Challenge =>
Select the lines that hold the word "Manufactured" and copy each one.

Record extracts =>
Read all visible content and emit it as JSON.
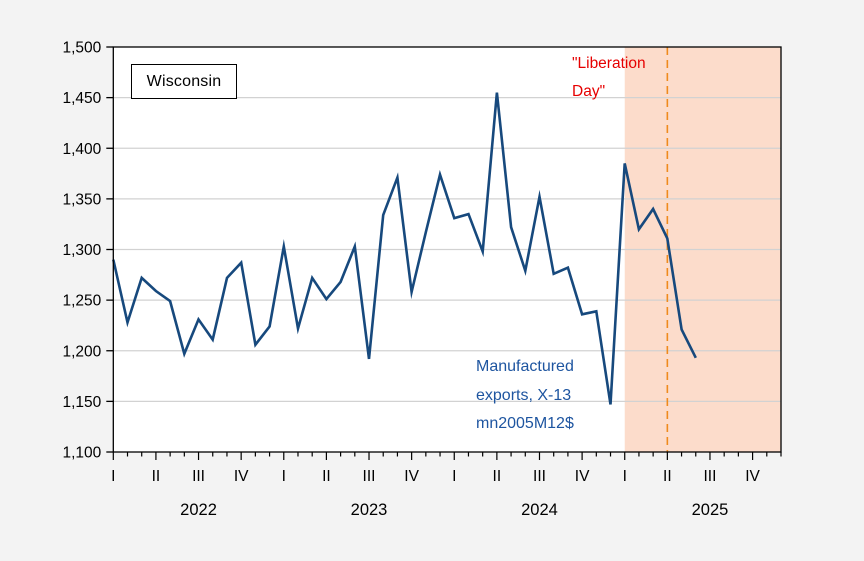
{
  "page": {
    "background": "#f3f3f3",
    "plot_background": "#ffffff"
  },
  "labels": {
    "state_box": "Wisconsin",
    "liberation_line1": "\"Liberation",
    "liberation_line2": "Day\"",
    "series_note_line1": "Manufactured",
    "series_note_line2": "exports, X-13",
    "series_note_line3": "mn2005M12$"
  },
  "colors": {
    "line": "#17497d",
    "series_note_text": "#1e55a0",
    "liberation_text": "#e60000",
    "shading": "#fcdccb",
    "vline": "#ef8a1d",
    "gridline": "#d2d2d2",
    "frame": "#000000",
    "tick_text": "#000000"
  },
  "chart_data": {
    "type": "line",
    "title": "Wisconsin",
    "x": [
      "2022-01",
      "2022-02",
      "2022-03",
      "2022-04",
      "2022-05",
      "2022-06",
      "2022-07",
      "2022-08",
      "2022-09",
      "2022-10",
      "2022-11",
      "2022-12",
      "2023-01",
      "2023-02",
      "2023-03",
      "2023-04",
      "2023-05",
      "2023-06",
      "2023-07",
      "2023-08",
      "2023-09",
      "2023-10",
      "2023-11",
      "2023-12",
      "2024-01",
      "2024-02",
      "2024-03",
      "2024-04",
      "2024-05",
      "2024-06",
      "2024-07",
      "2024-08",
      "2024-09",
      "2024-10",
      "2024-11",
      "2024-12",
      "2025-01",
      "2025-02",
      "2025-03",
      "2025-04",
      "2025-05",
      "2025-06"
    ],
    "series": [
      {
        "name": "Manufactured exports, X-13 mn2005M12$",
        "color": "#17497d",
        "values": [
          1290,
          1228,
          1272,
          1259,
          1249,
          1197,
          1231,
          1211,
          1272,
          1287,
          1206,
          1224,
          1303,
          1222,
          1272,
          1251,
          1268,
          1303,
          1192,
          1334,
          1371,
          1258,
          1317,
          1374,
          1331,
          1335,
          1298,
          1455,
          1322,
          1279,
          1352,
          1276,
          1282,
          1236,
          1239,
          1147,
          1385,
          1320,
          1340,
          1311,
          1221,
          1193
        ]
      }
    ],
    "y_axis": {
      "min": 1100,
      "max": 1500,
      "step": 50,
      "tick_labels": [
        "1,100",
        "1,150",
        "1,200",
        "1,250",
        "1,300",
        "1,350",
        "1,400",
        "1,450",
        "1,500"
      ]
    },
    "x_axis": {
      "quarter_labels": [
        "I",
        "II",
        "III",
        "IV"
      ],
      "year_labels": [
        "2022",
        "2023",
        "2024",
        "2025"
      ],
      "total_months": 48
    },
    "shading": {
      "from": "2025-01",
      "to": "end",
      "color": "#fcdccb"
    },
    "vline": {
      "at": "2025-04",
      "style": "dashed",
      "color": "#ef8a1d",
      "label": "\"Liberation Day\""
    },
    "grid": "horizontal",
    "legend": "none",
    "ylim": [
      1100,
      1500
    ]
  }
}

Finished answer =>
    "series_note_line1": "Manufactured",
        "name": "Manufactured exports, X-13 mn2005M12$",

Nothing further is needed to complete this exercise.